BRIEF: Copy each of the entries below faithfully, setting aside any pictures.

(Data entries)
——

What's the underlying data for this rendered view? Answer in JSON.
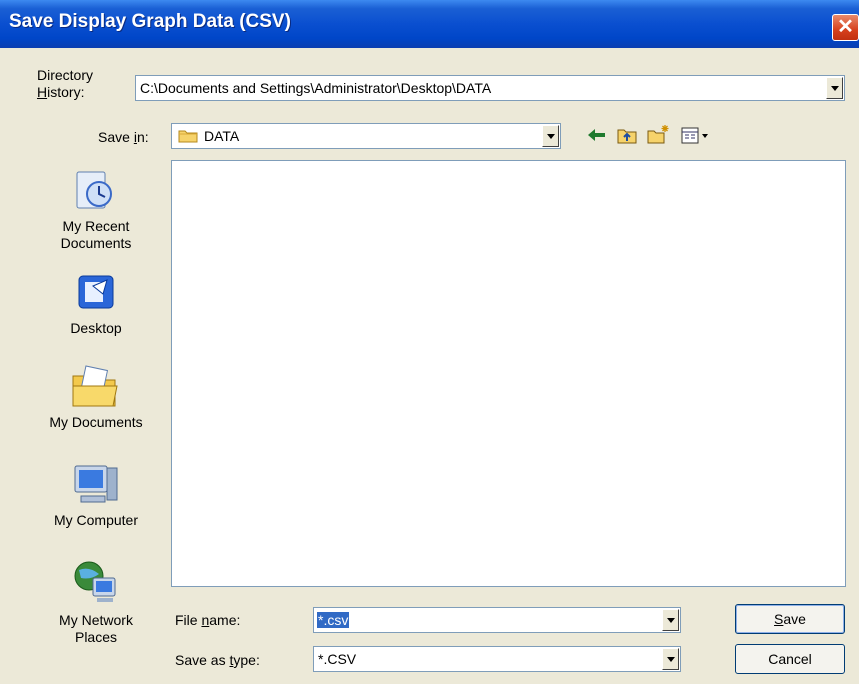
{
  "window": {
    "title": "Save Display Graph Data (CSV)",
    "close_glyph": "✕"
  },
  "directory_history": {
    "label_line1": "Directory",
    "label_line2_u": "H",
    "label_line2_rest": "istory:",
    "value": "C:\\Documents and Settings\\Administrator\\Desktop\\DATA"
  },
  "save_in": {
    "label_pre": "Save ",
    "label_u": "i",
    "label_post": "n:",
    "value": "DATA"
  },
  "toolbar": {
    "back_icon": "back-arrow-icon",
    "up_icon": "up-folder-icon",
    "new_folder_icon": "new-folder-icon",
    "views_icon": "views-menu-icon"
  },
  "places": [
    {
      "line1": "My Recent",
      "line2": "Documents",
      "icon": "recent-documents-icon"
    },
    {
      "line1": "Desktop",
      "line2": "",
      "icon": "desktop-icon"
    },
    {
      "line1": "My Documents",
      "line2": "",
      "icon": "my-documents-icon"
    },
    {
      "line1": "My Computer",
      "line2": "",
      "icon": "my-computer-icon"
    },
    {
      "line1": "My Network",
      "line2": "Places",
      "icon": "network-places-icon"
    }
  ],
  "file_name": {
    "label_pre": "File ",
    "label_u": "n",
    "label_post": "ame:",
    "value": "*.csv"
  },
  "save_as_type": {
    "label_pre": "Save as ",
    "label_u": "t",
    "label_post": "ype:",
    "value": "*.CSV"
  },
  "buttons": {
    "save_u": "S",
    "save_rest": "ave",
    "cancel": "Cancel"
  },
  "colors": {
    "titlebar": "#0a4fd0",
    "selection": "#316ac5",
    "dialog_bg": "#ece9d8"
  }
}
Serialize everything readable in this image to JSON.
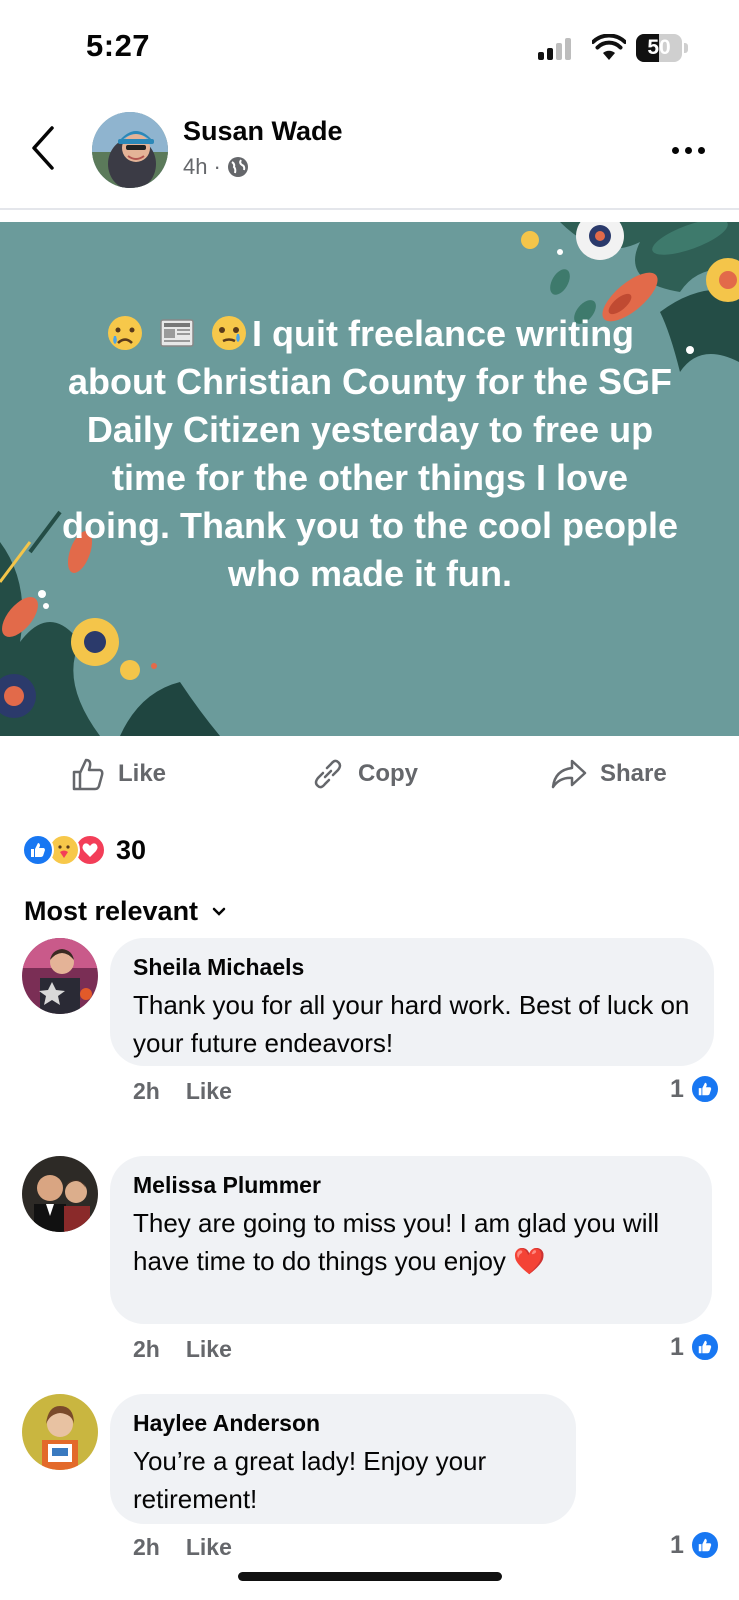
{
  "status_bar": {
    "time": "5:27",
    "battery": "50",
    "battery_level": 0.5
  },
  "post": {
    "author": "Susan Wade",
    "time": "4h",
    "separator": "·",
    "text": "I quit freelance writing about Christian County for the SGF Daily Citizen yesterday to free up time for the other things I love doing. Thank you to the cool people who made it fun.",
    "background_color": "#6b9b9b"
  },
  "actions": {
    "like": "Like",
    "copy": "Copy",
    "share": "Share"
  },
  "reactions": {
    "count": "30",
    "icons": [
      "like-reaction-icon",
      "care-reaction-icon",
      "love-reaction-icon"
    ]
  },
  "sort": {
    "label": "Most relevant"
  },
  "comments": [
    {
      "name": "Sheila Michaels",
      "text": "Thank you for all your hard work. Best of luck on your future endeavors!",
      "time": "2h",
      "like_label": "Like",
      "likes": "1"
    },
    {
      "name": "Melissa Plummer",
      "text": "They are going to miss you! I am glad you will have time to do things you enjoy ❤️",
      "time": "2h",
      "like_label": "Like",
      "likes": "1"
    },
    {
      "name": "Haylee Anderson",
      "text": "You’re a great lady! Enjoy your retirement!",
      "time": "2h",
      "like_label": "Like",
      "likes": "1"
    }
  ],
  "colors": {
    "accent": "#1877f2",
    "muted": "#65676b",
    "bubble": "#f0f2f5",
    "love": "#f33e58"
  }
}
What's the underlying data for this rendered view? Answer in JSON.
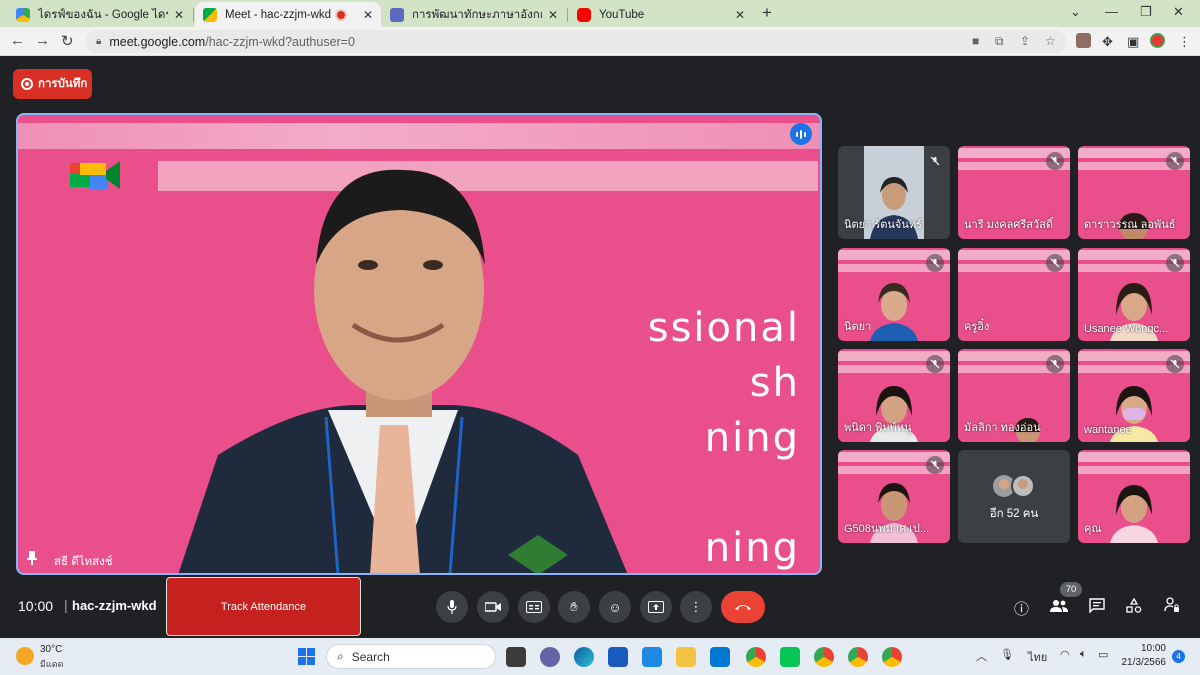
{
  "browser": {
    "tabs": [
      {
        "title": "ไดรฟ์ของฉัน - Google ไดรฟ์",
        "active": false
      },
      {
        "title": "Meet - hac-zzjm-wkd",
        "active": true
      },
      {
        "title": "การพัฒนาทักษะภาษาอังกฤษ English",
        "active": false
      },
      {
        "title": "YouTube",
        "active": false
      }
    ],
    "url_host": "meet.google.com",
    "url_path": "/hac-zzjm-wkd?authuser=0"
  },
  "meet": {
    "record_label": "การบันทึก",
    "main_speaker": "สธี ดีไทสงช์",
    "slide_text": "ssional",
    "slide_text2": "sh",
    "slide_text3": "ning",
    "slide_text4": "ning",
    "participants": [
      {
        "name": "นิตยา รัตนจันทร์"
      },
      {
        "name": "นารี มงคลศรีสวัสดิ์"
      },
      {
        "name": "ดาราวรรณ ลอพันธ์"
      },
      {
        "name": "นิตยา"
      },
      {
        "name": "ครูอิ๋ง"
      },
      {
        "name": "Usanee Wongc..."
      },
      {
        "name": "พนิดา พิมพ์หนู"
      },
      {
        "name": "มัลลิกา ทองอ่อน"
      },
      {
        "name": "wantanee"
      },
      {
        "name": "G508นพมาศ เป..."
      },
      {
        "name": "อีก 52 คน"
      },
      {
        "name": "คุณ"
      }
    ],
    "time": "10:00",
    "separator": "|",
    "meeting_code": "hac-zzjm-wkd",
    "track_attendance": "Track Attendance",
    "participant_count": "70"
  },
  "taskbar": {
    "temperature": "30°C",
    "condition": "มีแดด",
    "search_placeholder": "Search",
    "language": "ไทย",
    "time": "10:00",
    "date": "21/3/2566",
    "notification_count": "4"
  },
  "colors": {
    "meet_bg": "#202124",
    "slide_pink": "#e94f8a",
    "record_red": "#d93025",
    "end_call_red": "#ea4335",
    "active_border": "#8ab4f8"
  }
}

——

FINISHED EXERCISE:
What's the underlying data for this rendered view? Answer in JSON.
{
  "window": {
    "title": "Save Display Graph Data (CSV)",
    "close_glyph": "✕"
  },
  "directory_history": {
    "label_line1": "Directory",
    "label_line2_u": "H",
    "label_line2_rest": "istory:",
    "value": "C:\\Documents and Settings\\Administrator\\Desktop\\DATA"
  },
  "save_in": {
    "label_pre": "Save ",
    "label_u": "i",
    "label_post": "n:",
    "value": "DATA"
  },
  "toolbar": {
    "back_icon": "back-arrow-icon",
    "up_icon": "up-folder-icon",
    "new_folder_icon": "new-folder-icon",
    "views_icon": "views-menu-icon"
  },
  "places": [
    {
      "line1": "My Recent",
      "line2": "Documents",
      "icon": "recent-documents-icon"
    },
    {
      "line1": "Desktop",
      "line2": "",
      "icon": "desktop-icon"
    },
    {
      "line1": "My Documents",
      "line2": "",
      "icon": "my-documents-icon"
    },
    {
      "line1": "My Computer",
      "line2": "",
      "icon": "my-computer-icon"
    },
    {
      "line1": "My Network",
      "line2": "Places",
      "icon": "network-places-icon"
    }
  ],
  "file_name": {
    "label_pre": "File ",
    "label_u": "n",
    "label_post": "ame:",
    "value": "*.csv"
  },
  "save_as_type": {
    "label_pre": "Save as ",
    "label_u": "t",
    "label_post": "ype:",
    "value": "*.CSV"
  },
  "buttons": {
    "save_u": "S",
    "save_rest": "ave",
    "cancel": "Cancel"
  },
  "colors": {
    "titlebar": "#0a4fd0",
    "selection": "#316ac5",
    "dialog_bg": "#ece9d8"
  }
}
Serialize everything readable in this image to JSON.
{
  "status_bar": {
    "time": "5:27",
    "battery": "50",
    "battery_level": 0.5
  },
  "post": {
    "author": "Susan Wade",
    "time": "4h",
    "separator": "·",
    "text": "I quit freelance writing about Christian County for the SGF Daily Citizen yesterday to free up time for the other things I love doing. Thank you to the cool people who made it fun.",
    "background_color": "#6b9b9b"
  },
  "actions": {
    "like": "Like",
    "copy": "Copy",
    "share": "Share"
  },
  "reactions": {
    "count": "30",
    "icons": [
      "like-reaction-icon",
      "care-reaction-icon",
      "love-reaction-icon"
    ]
  },
  "sort": {
    "label": "Most relevant"
  },
  "comments": [
    {
      "name": "Sheila Michaels",
      "text": "Thank you for all your hard work. Best of luck on your future endeavors!",
      "time": "2h",
      "like_label": "Like",
      "likes": "1"
    },
    {
      "name": "Melissa Plummer",
      "text": "They are going to miss you! I am glad you will have time to do things you enjoy ❤️",
      "time": "2h",
      "like_label": "Like",
      "likes": "1"
    },
    {
      "name": "Haylee Anderson",
      "text": "You’re a great lady! Enjoy your retirement!",
      "time": "2h",
      "like_label": "Like",
      "likes": "1"
    }
  ],
  "colors": {
    "accent": "#1877f2",
    "muted": "#65676b",
    "bubble": "#f0f2f5",
    "love": "#f33e58"
  }
}
What's the underlying data for this rendered view? Answer in JSON.
{
  "browser": {
    "tabs": [
      {
        "title": "ไดรฟ์ของฉัน - Google ไดรฟ์",
        "active": false
      },
      {
        "title": "Meet - hac-zzjm-wkd",
        "active": true
      },
      {
        "title": "การพัฒนาทักษะภาษาอังกฤษ English",
        "active": false
      },
      {
        "title": "YouTube",
        "active": false
      }
    ],
    "url_host": "meet.google.com",
    "url_path": "/hac-zzjm-wkd?authuser=0"
  },
  "meet": {
    "record_label": "การบันทึก",
    "main_speaker": "สธี ดีไทสงช์",
    "slide_text": "ssional",
    "slide_text2": "sh",
    "slide_text3": "ning",
    "slide_text4": "ning",
    "participants": [
      {
        "name": "นิตยา รัตนจันทร์"
      },
      {
        "name": "นารี มงคลศรีสวัสดิ์"
      },
      {
        "name": "ดาราวรรณ ลอพันธ์"
      },
      {
        "name": "นิตยา"
      },
      {
        "name": "ครูอิ๋ง"
      },
      {
        "name": "Usanee Wongc..."
      },
      {
        "name": "พนิดา พิมพ์หนู"
      },
      {
        "name": "มัลลิกา ทองอ่อน"
      },
      {
        "name": "wantanee"
      },
      {
        "name": "G508นพมาศ เป..."
      },
      {
        "name": "อีก 52 คน"
      },
      {
        "name": "คุณ"
      }
    ],
    "time": "10:00",
    "separator": "|",
    "meeting_code": "hac-zzjm-wkd",
    "track_attendance": "Track Attendance",
    "participant_count": "70"
  },
  "taskbar": {
    "temperature": "30°C",
    "condition": "มีแดด",
    "search_placeholder": "Search",
    "language": "ไทย",
    "time": "10:00",
    "date": "21/3/2566",
    "notification_count": "4"
  },
  "colors": {
    "meet_bg": "#202124",
    "slide_pink": "#e94f8a",
    "record_red": "#d93025",
    "end_call_red": "#ea4335",
    "active_border": "#8ab4f8"
  }
}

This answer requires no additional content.